Give the count of lines in the data that include "设计意图", with no other words.
** BEGIN **
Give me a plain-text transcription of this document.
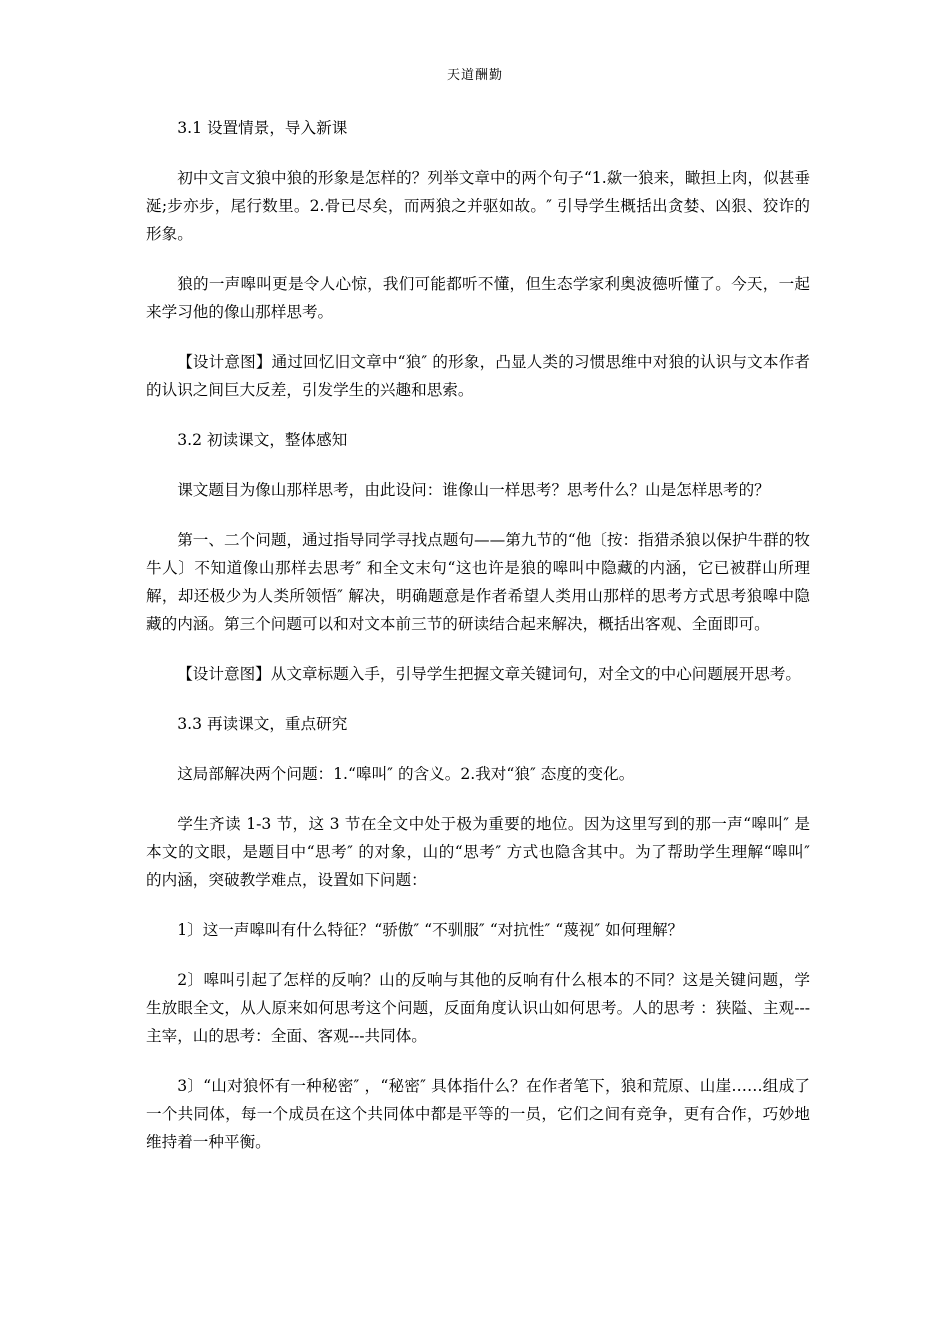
天道酬勤

3.1 设置情景，导入新课

初中文言文狼中狼的形象是怎样的？列举文章中的两个句子“1.歘一狼来，瞰担上肉，似甚垂涎;步亦步，尾行数里。2.骨已尽矣，而两狼之并驱如故。″ 引导学生概括出贪婪、凶狠、狡诈的形象。

狼的一声嗥叫更是令人心惊，我们可能都听不懂，但生态学家利奥波德听懂了。今天，一起来学习他的像山那样思考。

【设计意图】通过回忆旧文章中“狼″ 的形象，凸显人类的习惯思维中对狼的认识与文本作者的认识之间巨大反差，引发学生的兴趣和思索。

3.2 初读课文，整体感知

课文题目为像山那样思考，由此设问：谁像山一样思考？思考什么？山是怎样思考的？

第一、二个问题，通过指导同学寻找点题句——第九节的“他〔按：指猎杀狼以保护牛群的牧牛人〕不知道像山那样去思考″ 和全文末句“这也许是狼的嗥叫中隐藏的内涵，它已被群山所理解，却还极少为人类所领悟″ 解决，明确题意是作者希望人类用山那样的思考方式思考狼嗥中隐藏的内涵。第三个问题可以和对文本前三节的研读结合起来解决，概括出客观、全面即可。

【设计意图】从文章标题入手，引导学生把握文章关键词句，对全文的中心问题展开思考。

3.3 再读课文，重点研究

这局部解决两个问题：1.“嗥叫″ 的含义。2.我对“狼″ 态度的变化。

学生齐读 1-3 节，这 3 节在全文中处于极为重要的地位。因为这里写到的那一声“嗥叫″ 是本文的文眼，是题目中“思考″ 的对象，山的“思考″ 方式也隐含其中。为了帮助学生理解“嗥叫″ 的内涵，突破教学难点，设置如下问题：

1〕这一声嗥叫有什么特征？“骄傲″ “不驯服″ “对抗性″ “蔑视″ 如何理解？

2〕嗥叫引起了怎样的反响？山的反响与其他的反响有什么根本的不同？这是关键问题，学生放眼全文，从人原来如何思考这个问题，反面角度认识山如何思考。人的思考 ：狭隘、主观---主宰，山的思考：全面、客观---共同体。

3〕“山对狼怀有一种秘密″ ，“秘密″ 具体指什么？在作者笔下，狼和荒原、山崖……组成了一个共同体，每一个成员在这个共同体中都是平等的一员，它们之间有竞争，更有合作，巧妙地维持着一种平衡。
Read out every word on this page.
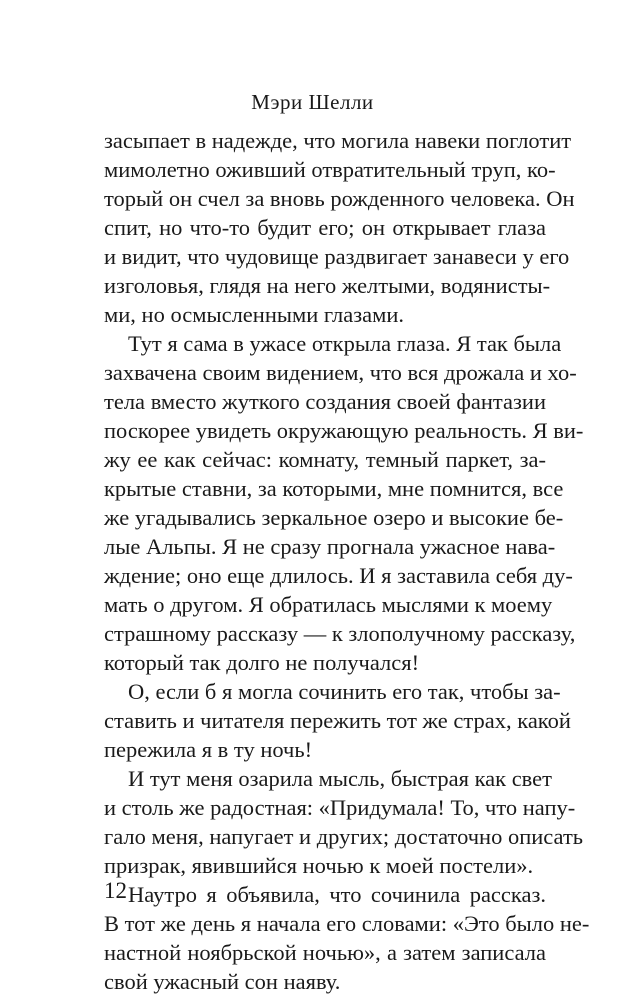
Мэри Шелли
засыпает в надежде, что могила навеки поглотит
мимолетно оживший отвратительный труп, ко-
торый он счел за вновь рожденного человека. Он
спит, но что-то будит его; он открывает глаза
и видит, что чудовище раздвигает занавеси у его
изголовья, глядя на него желтыми, водянисты-
ми, но осмысленными глазами.
Тут я сама в ужасе открыла глаза. Я так была
захвачена своим видением, что вся дрожала и хо-
тела вместо жуткого создания своей фантазии
поскорее увидеть окружающую реальность. Я ви-
жу ее как сейчас: комнату, темный паркет, за-
крытые ставни, за которыми, мне помнится, все
же угадывались зеркальное озеро и высокие бе-
лые Альпы. Я не сразу прогнала ужасное нава-
ждение; оно еще длилось. И я заставила себя ду-
мать о другом. Я обратилась мыслями к моему
страшному рассказу — к злополучному рассказу,
который так долго не получался!
О, если б я могла сочинить его так, чтобы за-
ставить и читателя пережить тот же страх, какой
пережила я в ту ночь!
И тут меня озарила мысль, быстрая как свет
и столь же радостная: «Придумала! То, что напу-
гало меня, напугает и других; достаточно описать
призрак, явившийся ночью к моей постели».
Наутро я объявила, что сочинила рассказ.
В тот же день я начала его словами: «Это было не-
настной ноябрьской ночью», а затем записала
свой ужасный сон наяву.
12
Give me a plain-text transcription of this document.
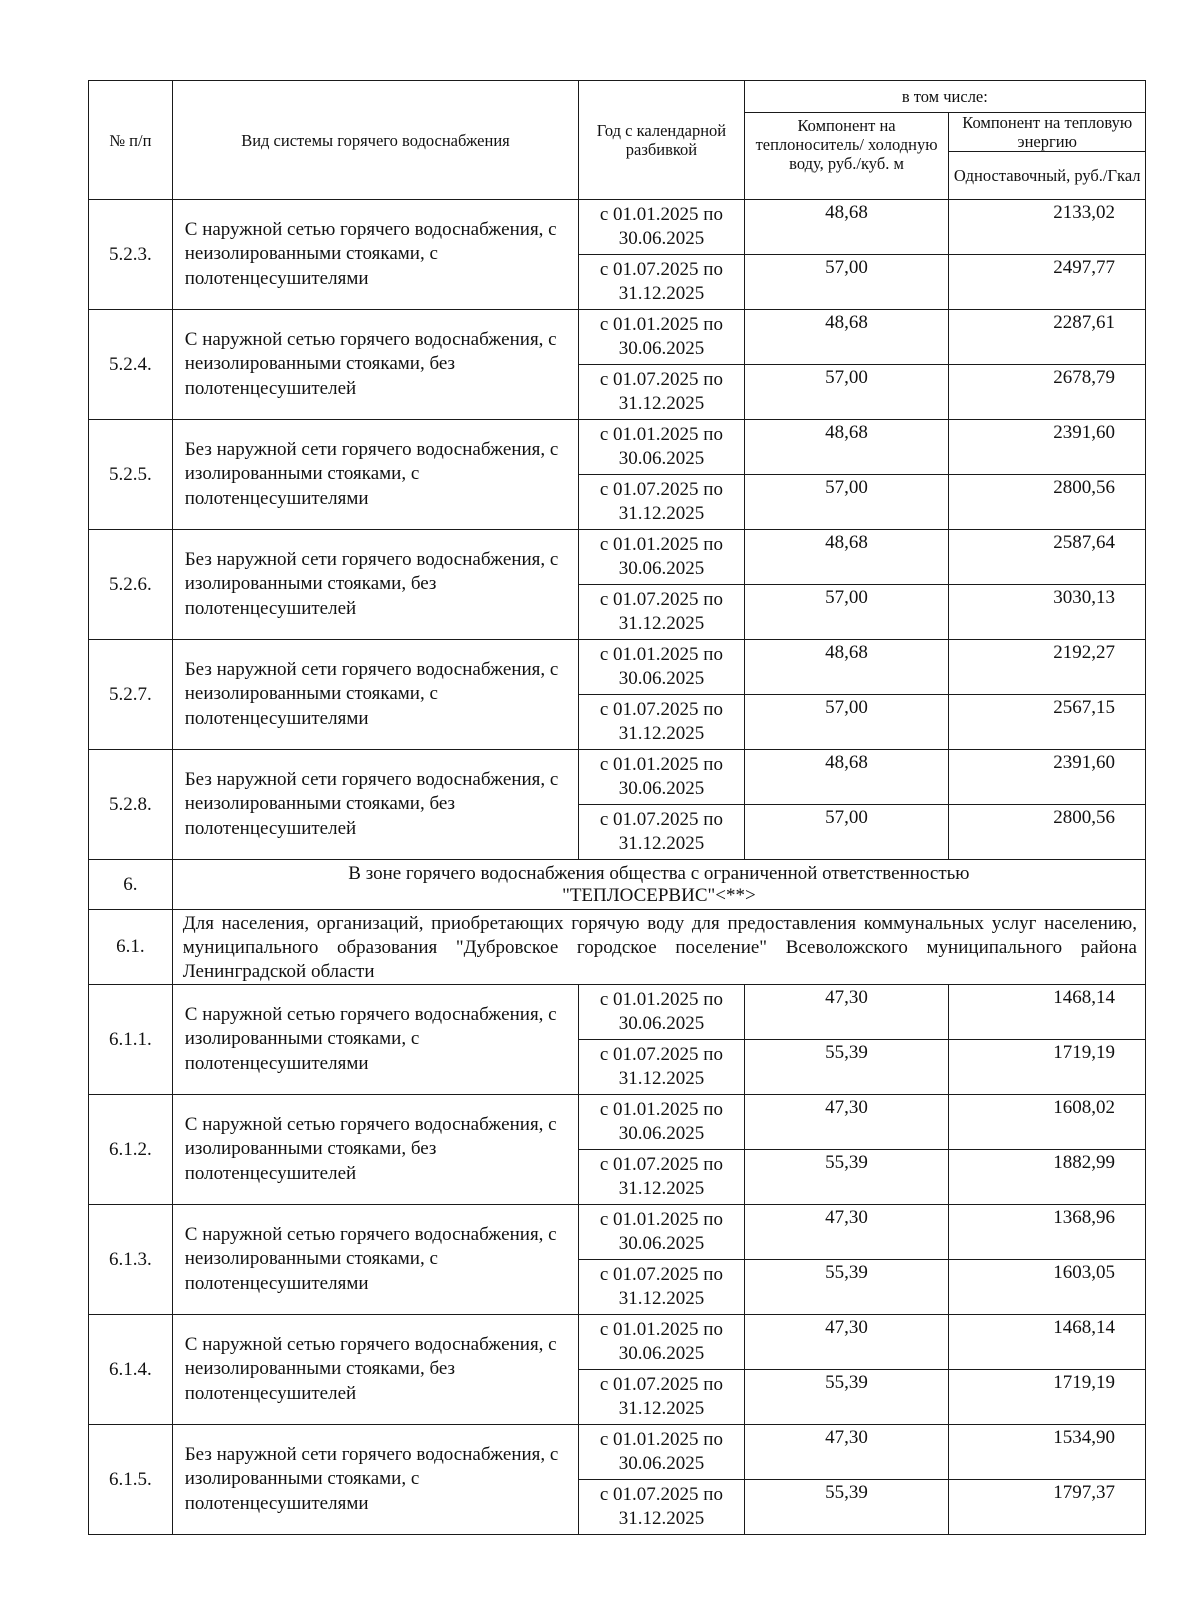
№ п/п	Вид системы горячего водоснабжения	Год с календарной разбивкой	в том числе:	
			Компонент на теплоноситель/ холодную воду, руб./куб. м	Компонент на тепловую энергию
				Одноставочный, руб./Гкал
5.2.3.	С наружной сетью горячего водоснабжения, с неизолированными стояками, с полотенцесушителями	с 01.01.2025 по 30.06.2025	48,68	2133,02
		с 01.07.2025 по 31.12.2025	57,00	2497,77
5.2.4.	С наружной сетью горячего водоснабжения, с неизолированными стояками, без полотенцесушителей	с 01.01.2025 по 30.06.2025	48,68	2287,61
		с 01.07.2025 по 31.12.2025	57,00	2678,79
5.2.5.	Без наружной сети горячего водоснабжения, с изолированными стояками, с полотенцесушителями	с 01.01.2025 по 30.06.2025	48,68	2391,60
		с 01.07.2025 по 31.12.2025	57,00	2800,56
5.2.6.	Без наружной сети горячего водоснабжения, с изолированными стояками, без полотенцесушителей	с 01.01.2025 по 30.06.2025	48,68	2587,64
		с 01.07.2025 по 31.12.2025	57,00	3030,13
5.2.7.	Без наружной сети горячего водоснабжения, с неизолированными стояками, с полотенцесушителями	с 01.01.2025 по 30.06.2025	48,68	2192,27
		с 01.07.2025 по 31.12.2025	57,00	2567,15
5.2.8.	Без наружной сети горячего водоснабжения, с неизолированными стояками, без полотенцесушителей	с 01.01.2025 по 30.06.2025	48,68	2391,60
		с 01.07.2025 по 31.12.2025	57,00	2800,56
6.	В зоне горячего водоснабжения общества с ограниченной ответственностью
"ТЕПЛОСЕРВИС"<**>			

6.1.	Для населения, организаций, приобретающих горячую воду для предоставления коммунальных услуг населению, муниципального образования "Дубровское городское поселение" Всеволожского муниципального района Ленинградской области			
6.1.1.	С наружной сетью горячего водоснабжения, с изолированными стояками, с полотенцесушителями	с 01.01.2025 по 30.06.2025	47,30	1468,14
		с 01.07.2025 по 31.12.2025	55,39	1719,19
6.1.2.	С наружной сетью горячего водоснабжения, с изолированными стояками, без полотенцесушителей	с 01.01.2025 по 30.06.2025	47,30	1608,02
		с 01.07.2025 по 31.12.2025	55,39	1882,99
6.1.3.	С наружной сетью горячего водоснабжения, с неизолированными стояками, с полотенцесушителями	с 01.01.2025 по 30.06.2025	47,30	1368,96
		с 01.07.2025 по 31.12.2025	55,39	1603,05
6.1.4.	С наружной сетью горячего водоснабжения, с неизолированными стояками, без полотенцесушителей	с 01.01.2025 по 30.06.2025	47,30	1468,14
		с 01.07.2025 по 31.12.2025	55,39	1719,19
6.1.5.	Без наружной сети горячего водоснабжения, с изолированными стояками, с полотенцесушителями	с 01.01.2025 по 30.06.2025	47,30	1534,90
		с 01.07.2025 по 31.12.2025	55,39	1797,37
** END **
◆ **Solution for this exercise**:
2